Return only the count of lines in which the word "gradle" appears.

### SOURCE MATERIAL
····················

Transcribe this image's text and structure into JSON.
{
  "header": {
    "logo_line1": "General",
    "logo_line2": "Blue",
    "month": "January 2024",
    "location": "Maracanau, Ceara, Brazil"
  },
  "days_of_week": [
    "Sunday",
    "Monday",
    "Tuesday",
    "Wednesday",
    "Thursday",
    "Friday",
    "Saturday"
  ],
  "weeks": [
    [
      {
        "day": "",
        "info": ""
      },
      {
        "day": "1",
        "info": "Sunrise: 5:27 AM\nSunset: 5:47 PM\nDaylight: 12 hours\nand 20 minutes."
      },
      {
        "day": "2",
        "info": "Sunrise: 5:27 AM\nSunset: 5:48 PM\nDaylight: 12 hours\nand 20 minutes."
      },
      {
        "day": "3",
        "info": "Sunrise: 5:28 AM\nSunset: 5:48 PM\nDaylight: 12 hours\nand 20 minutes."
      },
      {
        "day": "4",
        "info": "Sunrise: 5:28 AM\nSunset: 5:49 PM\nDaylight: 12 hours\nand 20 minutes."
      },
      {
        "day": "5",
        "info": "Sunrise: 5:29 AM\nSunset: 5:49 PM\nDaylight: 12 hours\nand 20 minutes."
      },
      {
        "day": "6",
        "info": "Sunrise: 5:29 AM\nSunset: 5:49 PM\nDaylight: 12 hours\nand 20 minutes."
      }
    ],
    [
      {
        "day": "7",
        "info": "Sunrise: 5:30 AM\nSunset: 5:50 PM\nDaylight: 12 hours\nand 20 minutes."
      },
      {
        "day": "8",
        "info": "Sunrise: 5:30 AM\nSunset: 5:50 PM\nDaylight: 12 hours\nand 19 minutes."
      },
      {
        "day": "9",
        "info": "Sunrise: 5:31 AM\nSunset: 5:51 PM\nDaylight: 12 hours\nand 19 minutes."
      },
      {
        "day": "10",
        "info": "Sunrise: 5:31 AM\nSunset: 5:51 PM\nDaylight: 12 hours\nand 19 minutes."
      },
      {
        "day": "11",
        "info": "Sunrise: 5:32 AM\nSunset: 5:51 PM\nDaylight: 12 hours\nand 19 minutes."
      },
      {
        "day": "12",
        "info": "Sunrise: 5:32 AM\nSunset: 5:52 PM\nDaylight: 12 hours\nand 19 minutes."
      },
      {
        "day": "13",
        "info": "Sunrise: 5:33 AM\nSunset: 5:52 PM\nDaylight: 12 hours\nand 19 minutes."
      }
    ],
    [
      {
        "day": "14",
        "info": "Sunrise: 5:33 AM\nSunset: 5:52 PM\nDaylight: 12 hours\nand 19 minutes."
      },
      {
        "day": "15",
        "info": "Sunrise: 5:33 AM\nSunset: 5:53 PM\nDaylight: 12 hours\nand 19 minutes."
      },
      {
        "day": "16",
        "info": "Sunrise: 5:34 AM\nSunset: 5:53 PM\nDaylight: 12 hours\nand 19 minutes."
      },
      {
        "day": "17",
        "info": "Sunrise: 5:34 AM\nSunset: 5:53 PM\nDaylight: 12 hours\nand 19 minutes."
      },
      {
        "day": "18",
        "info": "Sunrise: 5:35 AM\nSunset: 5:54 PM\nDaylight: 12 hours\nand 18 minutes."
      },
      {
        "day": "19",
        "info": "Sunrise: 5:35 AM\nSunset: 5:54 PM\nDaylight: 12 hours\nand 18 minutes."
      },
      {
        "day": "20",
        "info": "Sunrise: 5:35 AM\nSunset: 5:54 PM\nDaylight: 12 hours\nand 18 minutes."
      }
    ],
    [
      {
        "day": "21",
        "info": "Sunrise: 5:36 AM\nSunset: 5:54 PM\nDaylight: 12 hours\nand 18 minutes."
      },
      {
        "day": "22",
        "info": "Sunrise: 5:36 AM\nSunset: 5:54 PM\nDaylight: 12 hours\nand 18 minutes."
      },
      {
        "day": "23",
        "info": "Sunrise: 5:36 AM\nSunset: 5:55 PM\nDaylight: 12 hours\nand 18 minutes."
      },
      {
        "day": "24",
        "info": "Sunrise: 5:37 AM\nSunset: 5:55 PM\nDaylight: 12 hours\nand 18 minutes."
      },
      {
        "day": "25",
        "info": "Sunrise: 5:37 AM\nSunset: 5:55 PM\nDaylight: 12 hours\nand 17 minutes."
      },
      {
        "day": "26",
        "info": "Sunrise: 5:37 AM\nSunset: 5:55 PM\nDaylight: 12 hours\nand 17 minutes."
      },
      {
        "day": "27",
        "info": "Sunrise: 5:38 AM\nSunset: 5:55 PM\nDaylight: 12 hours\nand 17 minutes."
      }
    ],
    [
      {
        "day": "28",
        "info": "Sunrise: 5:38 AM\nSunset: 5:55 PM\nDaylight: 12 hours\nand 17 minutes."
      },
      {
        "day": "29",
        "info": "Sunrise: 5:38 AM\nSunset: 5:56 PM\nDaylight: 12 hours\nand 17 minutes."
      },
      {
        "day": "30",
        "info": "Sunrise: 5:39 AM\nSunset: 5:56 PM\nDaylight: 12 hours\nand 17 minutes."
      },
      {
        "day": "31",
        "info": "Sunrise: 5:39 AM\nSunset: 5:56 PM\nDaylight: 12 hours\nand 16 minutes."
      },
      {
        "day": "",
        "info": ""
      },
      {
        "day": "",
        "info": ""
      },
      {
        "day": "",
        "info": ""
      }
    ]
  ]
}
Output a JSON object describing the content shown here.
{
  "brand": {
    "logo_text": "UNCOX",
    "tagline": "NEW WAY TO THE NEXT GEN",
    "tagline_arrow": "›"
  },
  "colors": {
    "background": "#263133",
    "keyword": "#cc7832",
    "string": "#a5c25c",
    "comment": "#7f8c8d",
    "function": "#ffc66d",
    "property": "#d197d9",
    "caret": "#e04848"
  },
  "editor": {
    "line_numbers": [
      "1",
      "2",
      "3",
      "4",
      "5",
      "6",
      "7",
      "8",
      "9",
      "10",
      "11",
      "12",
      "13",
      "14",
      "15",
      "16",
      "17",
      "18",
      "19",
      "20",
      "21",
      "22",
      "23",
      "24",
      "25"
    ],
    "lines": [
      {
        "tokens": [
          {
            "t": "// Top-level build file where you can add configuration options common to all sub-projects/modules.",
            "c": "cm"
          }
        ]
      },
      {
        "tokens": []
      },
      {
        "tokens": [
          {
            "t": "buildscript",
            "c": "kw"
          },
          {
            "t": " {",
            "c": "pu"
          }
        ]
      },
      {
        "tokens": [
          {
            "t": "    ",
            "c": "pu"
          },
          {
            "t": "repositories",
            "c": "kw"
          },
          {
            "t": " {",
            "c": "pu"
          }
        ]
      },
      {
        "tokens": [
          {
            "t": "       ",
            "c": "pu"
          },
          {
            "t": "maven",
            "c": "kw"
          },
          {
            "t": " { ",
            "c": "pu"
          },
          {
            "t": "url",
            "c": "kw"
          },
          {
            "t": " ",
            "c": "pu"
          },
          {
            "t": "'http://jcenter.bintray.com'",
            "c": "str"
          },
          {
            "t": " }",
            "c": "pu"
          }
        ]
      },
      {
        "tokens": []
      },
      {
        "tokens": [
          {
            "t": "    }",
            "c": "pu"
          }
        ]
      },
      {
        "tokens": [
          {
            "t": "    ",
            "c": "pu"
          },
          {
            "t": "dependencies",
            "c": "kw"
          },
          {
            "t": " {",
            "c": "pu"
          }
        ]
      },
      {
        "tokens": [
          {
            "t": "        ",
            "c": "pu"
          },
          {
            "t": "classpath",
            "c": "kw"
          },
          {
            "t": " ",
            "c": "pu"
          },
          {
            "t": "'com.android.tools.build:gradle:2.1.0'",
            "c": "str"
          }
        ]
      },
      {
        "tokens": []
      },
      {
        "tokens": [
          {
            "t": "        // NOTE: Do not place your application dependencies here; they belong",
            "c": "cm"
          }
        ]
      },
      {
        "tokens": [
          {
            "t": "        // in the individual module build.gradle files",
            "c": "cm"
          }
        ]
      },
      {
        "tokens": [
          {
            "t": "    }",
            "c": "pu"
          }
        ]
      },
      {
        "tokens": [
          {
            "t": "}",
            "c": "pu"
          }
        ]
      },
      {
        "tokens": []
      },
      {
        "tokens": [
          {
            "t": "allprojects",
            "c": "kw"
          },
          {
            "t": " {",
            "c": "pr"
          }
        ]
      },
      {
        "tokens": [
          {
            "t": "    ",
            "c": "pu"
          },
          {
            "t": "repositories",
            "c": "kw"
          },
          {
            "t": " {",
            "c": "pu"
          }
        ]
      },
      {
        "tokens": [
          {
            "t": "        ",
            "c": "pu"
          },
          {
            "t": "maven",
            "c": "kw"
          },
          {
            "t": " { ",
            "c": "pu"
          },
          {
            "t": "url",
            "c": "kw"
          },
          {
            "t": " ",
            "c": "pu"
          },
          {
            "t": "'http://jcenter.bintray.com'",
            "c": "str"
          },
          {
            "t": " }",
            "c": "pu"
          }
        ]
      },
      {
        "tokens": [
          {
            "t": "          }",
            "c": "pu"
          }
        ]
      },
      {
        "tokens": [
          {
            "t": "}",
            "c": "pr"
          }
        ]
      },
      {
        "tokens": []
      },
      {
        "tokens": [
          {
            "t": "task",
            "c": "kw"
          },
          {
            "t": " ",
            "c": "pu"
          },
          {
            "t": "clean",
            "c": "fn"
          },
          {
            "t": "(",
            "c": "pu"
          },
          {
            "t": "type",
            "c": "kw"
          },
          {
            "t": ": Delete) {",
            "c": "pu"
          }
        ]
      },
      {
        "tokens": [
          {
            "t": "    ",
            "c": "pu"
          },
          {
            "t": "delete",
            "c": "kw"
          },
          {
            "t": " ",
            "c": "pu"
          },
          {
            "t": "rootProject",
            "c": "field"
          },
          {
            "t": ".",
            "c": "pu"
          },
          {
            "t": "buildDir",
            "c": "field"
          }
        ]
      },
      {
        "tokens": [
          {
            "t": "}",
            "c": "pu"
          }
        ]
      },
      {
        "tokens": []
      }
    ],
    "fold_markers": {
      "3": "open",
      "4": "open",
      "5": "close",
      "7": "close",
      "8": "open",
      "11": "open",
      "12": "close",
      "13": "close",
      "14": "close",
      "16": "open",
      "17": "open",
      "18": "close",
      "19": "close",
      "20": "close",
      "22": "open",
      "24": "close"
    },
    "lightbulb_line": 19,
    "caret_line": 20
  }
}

····················

### RIGHT ANSWER
2